Acumulação de biomassa e extração de nutrientes por plantas de feijão-de-corda irrigadas com água salina em diferentes estádios de desenvolvimento / Biomass accumulation and nutrient extraction by cowpea plants irrigated with saline water at different growth stage

A utilização de águas de moderada e alta salinidade na agricultura é uma realidade cada vez mais próxima, tendo em vista a limitada disponibilidade de águas de baixa salinidade para expansão da agricultura irrigada. O objetivo deste trabalho foi investigar os efeitos da aplicação de água salina sobre o crescimento e a extração de nutrientes pela cultura nos diferentes estádios de desenvolvimento de plantas de feijão-de-corda. O experimento foi conduzido em condições de campo, no delineamento em blocos ao acaso, com cinco tratamentos e cinco repetições. Os tratamentos empregados foram: T1 - água do poço (CEa de 0,8dS m-1) durante todo o ciclo; T2 - água salina (CEa de 5,0dS m-1) durante todo o ciclo; T3, T4 e T5 - água salina de zero a 22 dias após a semeadura (DAS), de 23 a 42DAS e de 43 a 62DAS, respectivamente. As plantas dos tratamentos T3, T4 e T5 foram irrigadas com água do poço nas demais fases do ciclo. Aos oito, 23, 43 e 63DAS, grupos de, no mínimo, quatro plantas foram coletadas para a determinação da produção de matéria seca e dos teores de Na, Cl, K, Ca, N, P, Fe, Cu, Zn e Mn. Foram avaliados os totais extraídos e a distribuição dos nutrientes na planta. A aplicação de água salina durante todo o ciclo (T2) e na germinação e fase inicial de crescimento (T3) inibiu e retardou, respectivamente, o crescimento da cultura. As plantas de feijão-de-corda extraíram os minerais analisados na seguinte ordem decrescente: N > K > Cl > Ca > Na > P > Fe > Mn > Zn > Cu, e a aplicação contínua de água salina (T2) reduziu a extração da maioria dos nutrientes, com exceção do Na. Os minerais Na, Cl, K, Ca, Fe e Mn permaneceram preferencialmente nas partes vegetativas, enquanto N e P foram translocados, em maiores proporções, aos frutos.

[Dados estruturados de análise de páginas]
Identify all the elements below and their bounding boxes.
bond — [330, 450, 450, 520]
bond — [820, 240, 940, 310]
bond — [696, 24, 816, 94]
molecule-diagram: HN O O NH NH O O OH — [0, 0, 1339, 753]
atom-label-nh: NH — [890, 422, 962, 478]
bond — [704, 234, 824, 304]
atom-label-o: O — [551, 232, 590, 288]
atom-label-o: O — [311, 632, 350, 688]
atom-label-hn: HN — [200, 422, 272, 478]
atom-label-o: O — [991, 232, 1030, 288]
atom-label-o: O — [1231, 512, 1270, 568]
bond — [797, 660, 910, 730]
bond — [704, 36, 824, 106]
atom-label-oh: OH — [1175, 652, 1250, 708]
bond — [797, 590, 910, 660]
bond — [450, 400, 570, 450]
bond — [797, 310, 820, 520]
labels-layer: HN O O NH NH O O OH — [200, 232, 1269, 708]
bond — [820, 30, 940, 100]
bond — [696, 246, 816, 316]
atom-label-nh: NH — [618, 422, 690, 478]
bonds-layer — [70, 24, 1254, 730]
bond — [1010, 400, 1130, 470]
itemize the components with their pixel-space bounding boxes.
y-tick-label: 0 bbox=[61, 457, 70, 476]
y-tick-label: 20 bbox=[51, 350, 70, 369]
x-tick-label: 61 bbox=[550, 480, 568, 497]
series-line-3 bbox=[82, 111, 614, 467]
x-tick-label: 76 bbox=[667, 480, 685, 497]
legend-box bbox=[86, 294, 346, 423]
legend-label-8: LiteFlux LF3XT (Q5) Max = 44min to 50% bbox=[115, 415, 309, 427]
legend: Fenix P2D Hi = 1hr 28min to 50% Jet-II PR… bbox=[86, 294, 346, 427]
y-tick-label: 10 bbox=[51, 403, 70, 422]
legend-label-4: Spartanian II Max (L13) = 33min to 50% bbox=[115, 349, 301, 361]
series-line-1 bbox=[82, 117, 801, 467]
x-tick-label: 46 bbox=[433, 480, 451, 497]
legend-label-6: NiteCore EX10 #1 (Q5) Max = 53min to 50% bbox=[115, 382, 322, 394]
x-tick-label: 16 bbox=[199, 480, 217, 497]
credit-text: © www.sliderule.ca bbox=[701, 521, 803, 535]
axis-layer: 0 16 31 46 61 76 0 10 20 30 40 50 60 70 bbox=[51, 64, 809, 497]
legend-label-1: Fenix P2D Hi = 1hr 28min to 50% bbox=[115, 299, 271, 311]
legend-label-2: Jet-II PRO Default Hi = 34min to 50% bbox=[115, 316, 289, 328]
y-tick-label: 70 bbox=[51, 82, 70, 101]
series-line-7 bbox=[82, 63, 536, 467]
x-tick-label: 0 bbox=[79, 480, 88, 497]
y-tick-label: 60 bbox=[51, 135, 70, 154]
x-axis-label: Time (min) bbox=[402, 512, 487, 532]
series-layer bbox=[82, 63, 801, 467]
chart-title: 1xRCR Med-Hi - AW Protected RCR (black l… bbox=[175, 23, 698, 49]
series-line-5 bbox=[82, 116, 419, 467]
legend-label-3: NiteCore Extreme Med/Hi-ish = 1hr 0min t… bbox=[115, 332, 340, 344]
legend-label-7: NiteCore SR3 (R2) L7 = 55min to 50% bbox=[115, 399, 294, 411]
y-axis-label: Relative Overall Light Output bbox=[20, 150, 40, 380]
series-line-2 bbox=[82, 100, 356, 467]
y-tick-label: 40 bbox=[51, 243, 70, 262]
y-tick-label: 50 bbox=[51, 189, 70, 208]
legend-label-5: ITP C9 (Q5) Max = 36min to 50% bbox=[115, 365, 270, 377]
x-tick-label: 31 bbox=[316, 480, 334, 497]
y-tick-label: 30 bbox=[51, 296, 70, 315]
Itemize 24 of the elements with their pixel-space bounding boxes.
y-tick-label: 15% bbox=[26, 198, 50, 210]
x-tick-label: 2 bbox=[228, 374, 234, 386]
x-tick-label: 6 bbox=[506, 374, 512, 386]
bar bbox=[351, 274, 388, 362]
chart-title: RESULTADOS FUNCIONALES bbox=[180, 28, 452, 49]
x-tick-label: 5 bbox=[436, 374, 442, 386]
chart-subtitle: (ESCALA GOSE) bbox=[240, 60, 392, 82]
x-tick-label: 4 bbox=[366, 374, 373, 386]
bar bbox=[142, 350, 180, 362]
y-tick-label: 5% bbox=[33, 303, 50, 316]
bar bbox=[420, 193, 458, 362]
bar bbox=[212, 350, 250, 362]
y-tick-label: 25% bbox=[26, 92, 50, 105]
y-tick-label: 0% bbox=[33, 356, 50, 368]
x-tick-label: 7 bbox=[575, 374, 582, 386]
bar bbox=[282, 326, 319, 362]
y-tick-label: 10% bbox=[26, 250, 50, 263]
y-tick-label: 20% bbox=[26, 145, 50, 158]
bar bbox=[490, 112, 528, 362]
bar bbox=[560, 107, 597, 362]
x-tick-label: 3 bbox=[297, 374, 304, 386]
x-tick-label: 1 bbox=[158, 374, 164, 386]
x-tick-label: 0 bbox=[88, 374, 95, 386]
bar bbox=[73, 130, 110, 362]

**Sua tarefa:** Dê continuidade ao texto sobre o feijão-de-corda irrigado com água salina, começando logo após a última frase apresentada. Os dados provêm de outra fonte, sem relação com o texto.

**Resposta esperada:**
Due to the limited availability of low salinity waters, the use of water of moderate to high salinity in agriculture is a close reality in the expansion of irrigated farms. The objective of this research was to evaluate the effect of irrigation with saline water, applied at different development stages of cowpea plants, on growth and nutrient uptake. The experiment was set up in the field during the dry season. A completely randomized block design, with five treatments and five replications was adopted. The treatments studied were: T1 - groundwater with electrical conductivity (ECw) of 0.8dS m-1 during the whole crop cycle; T2 - saline water (ECw = 5.0dS m-1) during the whole crop cycle; T3, T4 and T5 - saline water from 0 to the 22nd day after sowing (DAS), from the 23rd to the 42nd DAS and from the 43rd to 62nd DAS, respectively. The plants subjected to T3, T4 and T5 were irrigated with groundwater in the other stages of the crop cycle. At 8, 23, 43 and 63DAS plants were collected for evaluation of plant growth, Na, Cl, K, Ca, N, P, Fe, Cu, Zn and Mn contents and distribution in plant parts. The application of saline water during the whole crop cycle (T2) and during the germination and initial plant development (T3) caused, respectively, inhibition and retardation of plant growth. Cowpea plants removed the minerals in the following decreasing sequence: N > K > Cl > Ca > Na > P > Fe > Mn > Zn > Cu, but the continuous use of saline water (T2) reduced the total uptake of all nutrients, except for Na. The minerals Na, Cl, K, Ca, Fe and Mn were distributed preferentially in the vegetative parts of the plant, while most of the N and P were translocated to the pods.